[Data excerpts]
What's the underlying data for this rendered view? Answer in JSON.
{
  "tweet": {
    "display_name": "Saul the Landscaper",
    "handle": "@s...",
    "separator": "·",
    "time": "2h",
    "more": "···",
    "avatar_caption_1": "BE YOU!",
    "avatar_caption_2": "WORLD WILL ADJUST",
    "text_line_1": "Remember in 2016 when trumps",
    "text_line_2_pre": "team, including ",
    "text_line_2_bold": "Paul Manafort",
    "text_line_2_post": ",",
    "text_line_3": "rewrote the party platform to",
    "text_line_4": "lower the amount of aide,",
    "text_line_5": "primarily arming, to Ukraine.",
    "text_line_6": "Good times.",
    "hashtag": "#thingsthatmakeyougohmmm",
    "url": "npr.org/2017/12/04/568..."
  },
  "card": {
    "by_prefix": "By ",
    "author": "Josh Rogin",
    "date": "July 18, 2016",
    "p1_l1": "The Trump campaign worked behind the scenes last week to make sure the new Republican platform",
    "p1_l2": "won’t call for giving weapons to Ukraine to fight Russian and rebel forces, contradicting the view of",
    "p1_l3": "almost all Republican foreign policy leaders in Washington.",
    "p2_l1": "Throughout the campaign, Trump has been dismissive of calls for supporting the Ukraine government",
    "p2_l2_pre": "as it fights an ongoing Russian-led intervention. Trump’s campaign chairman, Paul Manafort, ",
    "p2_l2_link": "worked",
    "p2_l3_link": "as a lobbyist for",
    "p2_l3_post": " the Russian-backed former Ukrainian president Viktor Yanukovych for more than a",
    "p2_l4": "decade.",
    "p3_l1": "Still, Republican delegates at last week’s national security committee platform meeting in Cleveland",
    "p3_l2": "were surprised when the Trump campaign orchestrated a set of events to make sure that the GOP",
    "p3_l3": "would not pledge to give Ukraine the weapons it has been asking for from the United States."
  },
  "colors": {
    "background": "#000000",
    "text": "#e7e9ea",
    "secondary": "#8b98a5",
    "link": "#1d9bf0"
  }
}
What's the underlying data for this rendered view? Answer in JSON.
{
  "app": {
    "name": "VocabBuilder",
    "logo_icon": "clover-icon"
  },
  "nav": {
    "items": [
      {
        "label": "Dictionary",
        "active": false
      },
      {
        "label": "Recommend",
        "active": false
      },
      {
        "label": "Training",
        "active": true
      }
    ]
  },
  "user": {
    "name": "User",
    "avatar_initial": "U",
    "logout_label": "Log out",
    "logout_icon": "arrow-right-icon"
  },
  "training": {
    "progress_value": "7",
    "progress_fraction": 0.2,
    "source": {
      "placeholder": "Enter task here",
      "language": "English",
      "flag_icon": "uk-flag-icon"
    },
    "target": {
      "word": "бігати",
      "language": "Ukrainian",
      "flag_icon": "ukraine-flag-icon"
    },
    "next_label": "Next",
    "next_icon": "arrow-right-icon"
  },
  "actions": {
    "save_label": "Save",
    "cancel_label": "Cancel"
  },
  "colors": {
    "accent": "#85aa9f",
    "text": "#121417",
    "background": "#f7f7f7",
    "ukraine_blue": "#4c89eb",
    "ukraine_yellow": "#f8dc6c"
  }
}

PROBLEM DETAILS: Repeat the entries above exactly, leaving nothing out.

RESPONSE TO THIS EXERCISE:
What's the underlying data for this rendered view? Answer in JSON.
{
  "tweet": {
    "display_name": "Saul the Landscaper",
    "handle": "@s...",
    "separator": "·",
    "time": "2h",
    "more": "···",
    "avatar_caption_1": "BE YOU!",
    "avatar_caption_2": "WORLD WILL ADJUST",
    "text_line_1": "Remember in 2016 when trumps",
    "text_line_2_pre": "team, including ",
    "text_line_2_bold": "Paul Manafort",
    "text_line_2_post": ",",
    "text_line_3": "rewrote the party platform to",
    "text_line_4": "lower the amount of aide,",
    "text_line_5": "primarily arming, to Ukraine.",
    "text_line_6": "Good times.",
    "hashtag": "#thingsthatmakeyougohmmm",
    "url": "npr.org/2017/12/04/568..."
  },
  "card": {
    "by_prefix": "By ",
    "author": "Josh Rogin",
    "date": "July 18, 2016",
    "p1_l1": "The Trump campaign worked behind the scenes last week to make sure the new Republican platform",
    "p1_l2": "won’t call for giving weapons to Ukraine to fight Russian and rebel forces, contradicting the view of",
    "p1_l3": "almost all Republican foreign policy leaders in Washington.",
    "p2_l1": "Throughout the campaign, Trump has been dismissive of calls for supporting the Ukraine government",
    "p2_l2_pre": "as it fights an ongoing Russian-led intervention. Trump’s campaign chairman, Paul Manafort, ",
    "p2_l2_link": "worked",
    "p2_l3_link": "as a lobbyist for",
    "p2_l3_post": " the Russian-backed former Ukrainian president Viktor Yanukovych for more than a",
    "p2_l4": "decade.",
    "p3_l1": "Still, Republican delegates at last week’s national security committee platform meeting in Cleveland",
    "p3_l2": "were surprised when the Trump campaign orchestrated a set of events to make sure that the GOP",
    "p3_l3": "would not pledge to give Ukraine the weapons it has been asking for from the United States."
  },
  "colors": {
    "background": "#000000",
    "text": "#e7e9ea",
    "secondary": "#8b98a5",
    "link": "#1d9bf0"
  }
}
What's the underlying data for this rendered view? Answer in JSON.
{
  "app": {
    "name": "VocabBuilder",
    "logo_icon": "clover-icon"
  },
  "nav": {
    "items": [
      {
        "label": "Dictionary",
        "active": false
      },
      {
        "label": "Recommend",
        "active": false
      },
      {
        "label": "Training",
        "active": true
      }
    ]
  },
  "user": {
    "name": "User",
    "avatar_initial": "U",
    "logout_label": "Log out",
    "logout_icon": "arrow-right-icon"
  },
  "training": {
    "progress_value": "7",
    "progress_fraction": 0.2,
    "source": {
      "placeholder": "Enter task here",
      "language": "English",
      "flag_icon": "uk-flag-icon"
    },
    "target": {
      "word": "бігати",
      "language": "Ukrainian",
      "flag_icon": "ukraine-flag-icon"
    },
    "next_label": "Next",
    "next_icon": "arrow-right-icon"
  },
  "actions": {
    "save_label": "Save",
    "cancel_label": "Cancel"
  },
  "colors": {
    "accent": "#85aa9f",
    "text": "#121417",
    "background": "#f7f7f7",
    "ukraine_blue": "#4c89eb",
    "ukraine_yellow": "#f8dc6c"
  }
}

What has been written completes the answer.